== Work required ==
Repeat the data that follows, word for word, without the images.
>> Start Given records
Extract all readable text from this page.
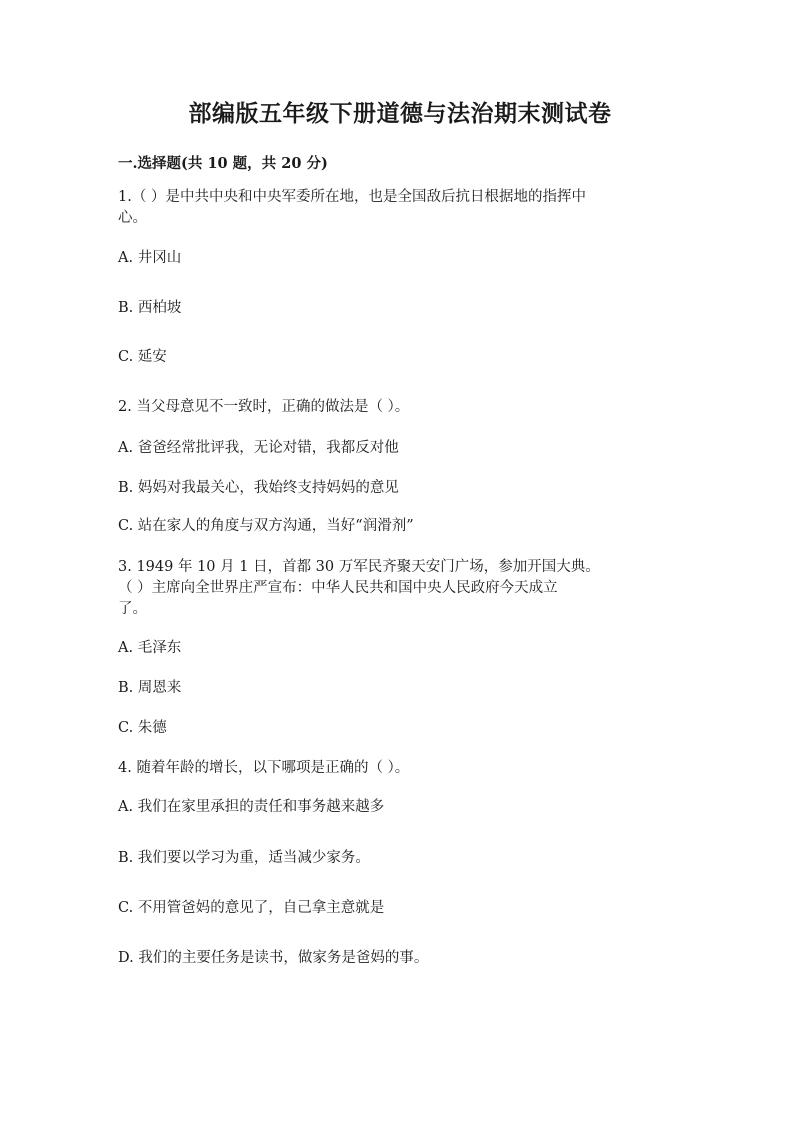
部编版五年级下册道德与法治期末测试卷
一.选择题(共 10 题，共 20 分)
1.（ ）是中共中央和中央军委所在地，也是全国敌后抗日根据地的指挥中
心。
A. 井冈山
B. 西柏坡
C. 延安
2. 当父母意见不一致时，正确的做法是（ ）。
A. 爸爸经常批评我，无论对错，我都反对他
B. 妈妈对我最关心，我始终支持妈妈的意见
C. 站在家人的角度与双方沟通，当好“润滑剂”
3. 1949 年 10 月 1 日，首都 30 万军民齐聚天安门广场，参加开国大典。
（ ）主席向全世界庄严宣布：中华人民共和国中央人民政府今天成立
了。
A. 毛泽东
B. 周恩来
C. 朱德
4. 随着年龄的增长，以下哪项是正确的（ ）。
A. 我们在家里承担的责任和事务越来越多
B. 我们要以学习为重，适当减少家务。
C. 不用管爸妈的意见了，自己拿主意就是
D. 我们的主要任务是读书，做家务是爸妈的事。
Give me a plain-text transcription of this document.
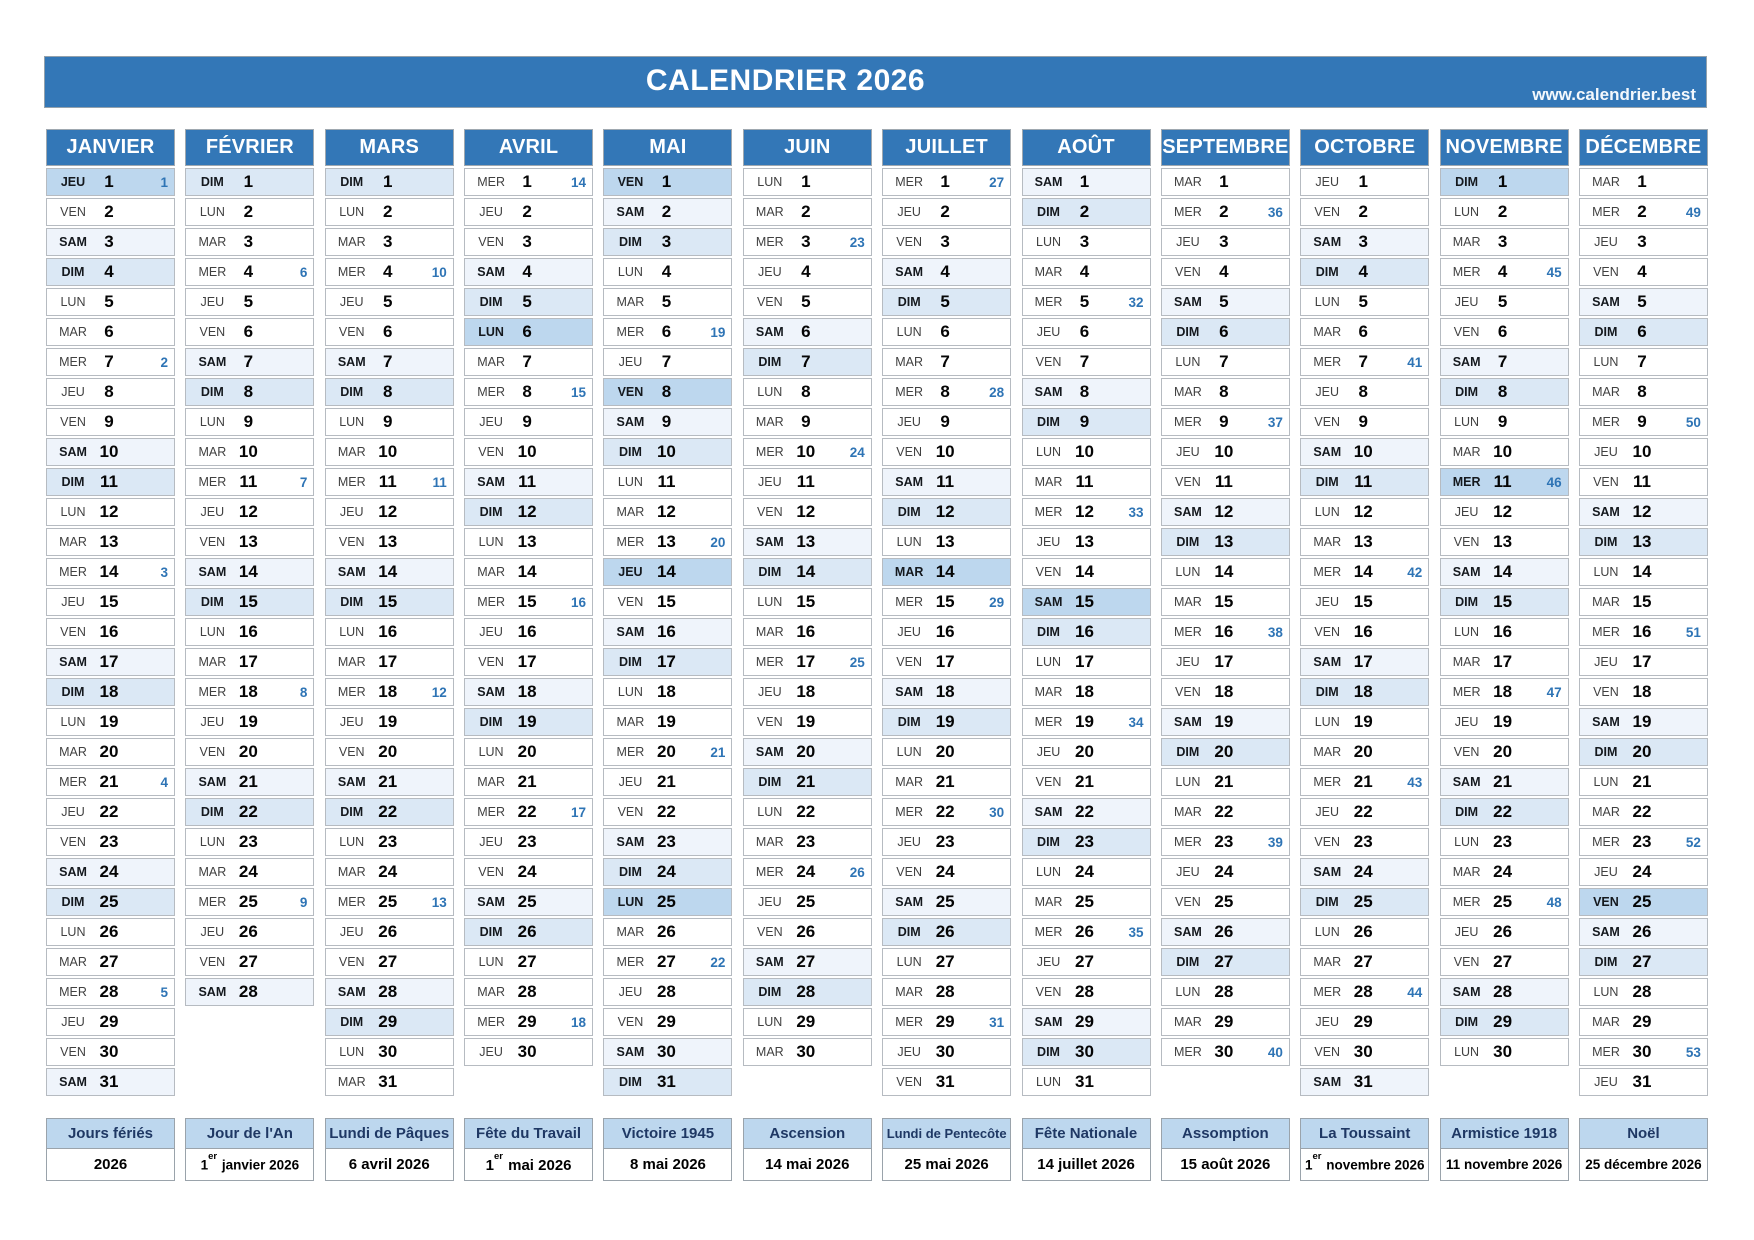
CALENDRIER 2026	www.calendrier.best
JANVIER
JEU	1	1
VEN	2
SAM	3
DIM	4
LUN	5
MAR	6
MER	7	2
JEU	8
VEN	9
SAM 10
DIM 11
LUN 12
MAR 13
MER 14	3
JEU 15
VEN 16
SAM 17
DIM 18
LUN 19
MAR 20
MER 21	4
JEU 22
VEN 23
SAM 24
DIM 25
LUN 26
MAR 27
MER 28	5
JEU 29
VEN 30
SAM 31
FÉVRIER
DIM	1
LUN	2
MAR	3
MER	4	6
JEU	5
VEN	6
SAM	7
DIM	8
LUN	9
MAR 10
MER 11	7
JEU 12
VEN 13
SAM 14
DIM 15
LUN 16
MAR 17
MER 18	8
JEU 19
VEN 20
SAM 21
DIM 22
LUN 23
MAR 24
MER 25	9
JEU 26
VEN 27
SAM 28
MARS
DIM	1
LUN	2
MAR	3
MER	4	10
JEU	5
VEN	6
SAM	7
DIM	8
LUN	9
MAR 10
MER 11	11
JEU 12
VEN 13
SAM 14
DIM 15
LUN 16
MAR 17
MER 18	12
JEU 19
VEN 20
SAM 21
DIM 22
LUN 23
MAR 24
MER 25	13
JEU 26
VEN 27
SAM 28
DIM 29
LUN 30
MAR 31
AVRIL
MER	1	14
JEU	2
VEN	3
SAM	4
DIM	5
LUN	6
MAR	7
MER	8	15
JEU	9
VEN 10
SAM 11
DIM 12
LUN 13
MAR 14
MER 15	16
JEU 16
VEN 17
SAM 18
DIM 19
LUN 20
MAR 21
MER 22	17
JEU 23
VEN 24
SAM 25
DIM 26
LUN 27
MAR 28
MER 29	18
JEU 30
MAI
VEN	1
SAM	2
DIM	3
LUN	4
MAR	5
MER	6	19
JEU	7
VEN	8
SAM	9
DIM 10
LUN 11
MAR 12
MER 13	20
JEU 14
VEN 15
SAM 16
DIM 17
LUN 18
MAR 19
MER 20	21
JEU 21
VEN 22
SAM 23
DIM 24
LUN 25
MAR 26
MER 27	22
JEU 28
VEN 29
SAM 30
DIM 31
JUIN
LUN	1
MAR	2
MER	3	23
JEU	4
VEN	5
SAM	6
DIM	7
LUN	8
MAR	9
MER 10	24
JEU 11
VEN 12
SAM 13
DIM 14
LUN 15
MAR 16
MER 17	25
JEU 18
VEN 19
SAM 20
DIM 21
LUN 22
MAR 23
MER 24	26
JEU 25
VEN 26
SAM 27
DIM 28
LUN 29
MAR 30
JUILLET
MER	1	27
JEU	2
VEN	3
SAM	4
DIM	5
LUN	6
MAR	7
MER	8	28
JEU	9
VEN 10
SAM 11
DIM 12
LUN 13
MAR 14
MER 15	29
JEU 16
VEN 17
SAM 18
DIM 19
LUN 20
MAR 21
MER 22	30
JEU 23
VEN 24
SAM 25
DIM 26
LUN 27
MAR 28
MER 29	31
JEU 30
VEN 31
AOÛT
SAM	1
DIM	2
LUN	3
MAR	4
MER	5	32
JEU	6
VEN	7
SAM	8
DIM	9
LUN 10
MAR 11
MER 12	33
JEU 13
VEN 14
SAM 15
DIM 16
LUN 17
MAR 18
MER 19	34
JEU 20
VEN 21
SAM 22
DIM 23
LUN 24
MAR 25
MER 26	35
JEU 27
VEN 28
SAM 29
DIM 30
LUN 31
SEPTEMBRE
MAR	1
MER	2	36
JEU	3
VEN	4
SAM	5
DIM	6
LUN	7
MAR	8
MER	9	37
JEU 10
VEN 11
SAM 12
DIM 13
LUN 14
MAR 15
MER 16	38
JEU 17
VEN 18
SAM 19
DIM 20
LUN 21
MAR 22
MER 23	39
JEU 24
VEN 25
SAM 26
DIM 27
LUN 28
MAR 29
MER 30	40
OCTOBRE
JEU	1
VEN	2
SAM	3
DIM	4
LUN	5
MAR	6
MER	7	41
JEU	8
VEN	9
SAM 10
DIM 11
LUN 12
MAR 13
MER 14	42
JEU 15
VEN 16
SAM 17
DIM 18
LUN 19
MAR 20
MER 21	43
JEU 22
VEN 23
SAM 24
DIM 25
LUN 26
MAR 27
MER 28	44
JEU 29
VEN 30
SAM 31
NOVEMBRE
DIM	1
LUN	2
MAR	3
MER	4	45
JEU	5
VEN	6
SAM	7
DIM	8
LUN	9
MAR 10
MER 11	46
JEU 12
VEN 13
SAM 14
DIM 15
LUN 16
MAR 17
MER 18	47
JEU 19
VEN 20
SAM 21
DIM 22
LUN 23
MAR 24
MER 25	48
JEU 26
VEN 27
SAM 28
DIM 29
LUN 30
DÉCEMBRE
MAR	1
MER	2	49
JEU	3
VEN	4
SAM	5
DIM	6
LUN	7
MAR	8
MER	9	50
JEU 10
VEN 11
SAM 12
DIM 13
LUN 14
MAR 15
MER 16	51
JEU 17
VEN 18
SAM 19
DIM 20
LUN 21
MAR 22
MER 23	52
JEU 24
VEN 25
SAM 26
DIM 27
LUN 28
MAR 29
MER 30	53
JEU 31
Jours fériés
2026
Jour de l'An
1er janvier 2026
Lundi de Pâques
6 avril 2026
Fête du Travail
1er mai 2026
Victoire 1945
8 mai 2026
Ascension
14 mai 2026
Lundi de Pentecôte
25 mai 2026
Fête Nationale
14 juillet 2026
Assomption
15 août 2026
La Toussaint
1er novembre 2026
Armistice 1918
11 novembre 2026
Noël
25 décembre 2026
>> End Given records
== Task answer ==
Extract all readable text from this page.
部编版五年级下册道德与法治期末测试卷
一.选择题(共 10 题，共 20 分)
1.（ ）是中共中央和中央军委所在地，也是全国敌后抗日根据地的指挥中
心。
A. 井冈山
B. 西柏坡
C. 延安
2. 当父母意见不一致时，正确的做法是（ ）。
A. 爸爸经常批评我，无论对错，我都反对他
B. 妈妈对我最关心，我始终支持妈妈的意见
C. 站在家人的角度与双方沟通，当好“润滑剂”
3. 1949 年 10 月 1 日，首都 30 万军民齐聚天安门广场，参加开国大典。
（ ）主席向全世界庄严宣布：中华人民共和国中央人民政府今天成立
了。
A. 毛泽东
B. 周恩来
C. 朱德
4. 随着年龄的增长，以下哪项是正确的（ ）。
A. 我们在家里承担的责任和事务越来越多
B. 我们要以学习为重，适当减少家务。
C. 不用管爸妈的意见了，自己拿主意就是
D. 我们的主要任务是读书，做家务是爸妈的事。
Give me a plain-text transcription of this document.
CALENDRIER 2026	www.calendrier.best
JANVIER
JEU	1	1
VEN	2
SAM	3
DIM	4
LUN	5
MAR	6
MER	7	2
JEU	8
VEN	9
SAM 10
DIM 11
LUN 12
MAR 13
MER 14	3
JEU 15
VEN 16
SAM 17
DIM 18
LUN 19
MAR 20
MER 21	4
JEU 22
VEN 23
SAM 24
DIM 25
LUN 26
MAR 27
MER 28	5
JEU 29
VEN 30
SAM 31
FÉVRIER
DIM	1
LUN	2
MAR	3
MER	4	6
JEU	5
VEN	6
SAM	7
DIM	8
LUN	9
MAR 10
MER 11	7
JEU 12
VEN 13
SAM 14
DIM 15
LUN 16
MAR 17
MER 18	8
JEU 19
VEN 20
SAM 21
DIM 22
LUN 23
MAR 24
MER 25	9
JEU 26
VEN 27
SAM 28
MARS
DIM	1
LUN	2
MAR	3
MER	4	10
JEU	5
VEN	6
SAM	7
DIM	8
LUN	9
MAR 10
MER 11	11
JEU 12
VEN 13
SAM 14
DIM 15
LUN 16
MAR 17
MER 18	12
JEU 19
VEN 20
SAM 21
DIM 22
LUN 23
MAR 24
MER 25	13
JEU 26
VEN 27
SAM 28
DIM 29
LUN 30
MAR 31
AVRIL
MER	1	14
JEU	2
VEN	3
SAM	4
DIM	5
LUN	6
MAR	7
MER	8	15
JEU	9
VEN 10
SAM 11
DIM 12
LUN 13
MAR 14
MER 15	16
JEU 16
VEN 17
SAM 18
DIM 19
LUN 20
MAR 21
MER 22	17
JEU 23
VEN 24
SAM 25
DIM 26
LUN 27
MAR 28
MER 29	18
JEU 30
MAI
VEN	1
SAM	2
DIM	3
LUN	4
MAR	5
MER	6	19
JEU	7
VEN	8
SAM	9
DIM 10
LUN 11
MAR 12
MER 13	20
JEU 14
VEN 15
SAM 16
DIM 17
LUN 18
MAR 19
MER 20	21
JEU 21
VEN 22
SAM 23
DIM 24
LUN 25
MAR 26
MER 27	22
JEU 28
VEN 29
SAM 30
DIM 31
JUIN
LUN	1
MAR	2
MER	3	23
JEU	4
VEN	5
SAM	6
DIM	7
LUN	8
MAR	9
MER 10	24
JEU 11
VEN 12
SAM 13
DIM 14
LUN 15
MAR 16
MER 17	25
JEU 18
VEN 19
SAM 20
DIM 21
LUN 22
MAR 23
MER 24	26
JEU 25
VEN 26
SAM 27
DIM 28
LUN 29
MAR 30
JUILLET
MER	1	27
JEU	2
VEN	3
SAM	4
DIM	5
LUN	6
MAR	7
MER	8	28
JEU	9
VEN 10
SAM 11
DIM 12
LUN 13
MAR 14
MER 15	29
JEU 16
VEN 17
SAM 18
DIM 19
LUN 20
MAR 21
MER 22	30
JEU 23
VEN 24
SAM 25
DIM 26
LUN 27
MAR 28
MER 29	31
JEU 30
VEN 31
AOÛT
SAM	1
DIM	2
LUN	3
MAR	4
MER	5	32
JEU	6
VEN	7
SAM	8
DIM	9
LUN 10
MAR 11
MER 12	33
JEU 13
VEN 14
SAM 15
DIM 16
LUN 17
MAR 18
MER 19	34
JEU 20
VEN 21
SAM 22
DIM 23
LUN 24
MAR 25
MER 26	35
JEU 27
VEN 28
SAM 29
DIM 30
LUN 31
SEPTEMBRE
MAR	1
MER	2	36
JEU	3
VEN	4
SAM	5
DIM	6
LUN	7
MAR	8
MER	9	37
JEU 10
VEN 11
SAM 12
DIM 13
LUN 14
MAR 15
MER 16	38
JEU 17
VEN 18
SAM 19
DIM 20
LUN 21
MAR 22
MER 23	39
JEU 24
VEN 25
SAM 26
DIM 27
LUN 28
MAR 29
MER 30	40
OCTOBRE
JEU	1
VEN	2
SAM	3
DIM	4
LUN	5
MAR	6
MER	7	41
JEU	8
VEN	9
SAM 10
DIM 11
LUN 12
MAR 13
MER 14	42
JEU 15
VEN 16
SAM 17
DIM 18
LUN 19
MAR 20
MER 21	43
JEU 22
VEN 23
SAM 24
DIM 25
LUN 26
MAR 27
MER 28	44
JEU 29
VEN 30
SAM 31
NOVEMBRE
DIM	1
LUN	2
MAR	3
MER	4	45
JEU	5
VEN	6
SAM	7
DIM	8
LUN	9
MAR 10
MER 11	46
JEU 12
VEN 13
SAM 14
DIM 15
LUN 16
MAR 17
MER 18	47
JEU 19
VEN 20
SAM 21
DIM 22
LUN 23
MAR 24
MER 25	48
JEU 26
VEN 27
SAM 28
DIM 29
LUN 30
DÉCEMBRE
MAR	1
MER	2	49
JEU	3
VEN	4
SAM	5
DIM	6
LUN	7
MAR	8
MER	9	50
JEU 10
VEN 11
SAM 12
DIM 13
LUN 14
MAR 15
MER 16	51
JEU 17
VEN 18
SAM 19
DIM 20
LUN 21
MAR 22
MER 23	52
JEU 24
VEN 25
SAM 26
DIM 27
LUN 28
MAR 29
MER 30	53
JEU 31
Jours fériés
2026
Jour de l'An
1er janvier 2026
Lundi de Pâques
6 avril 2026
Fête du Travail
1er mai 2026
Victoire 1945
8 mai 2026
Ascension
14 mai 2026
Lundi de Pentecôte
25 mai 2026
Fête Nationale
14 juillet 2026
Assomption
15 août 2026
La Toussaint
1er novembre 2026
Armistice 1918
11 novembre 2026
Noël
25 décembre 2026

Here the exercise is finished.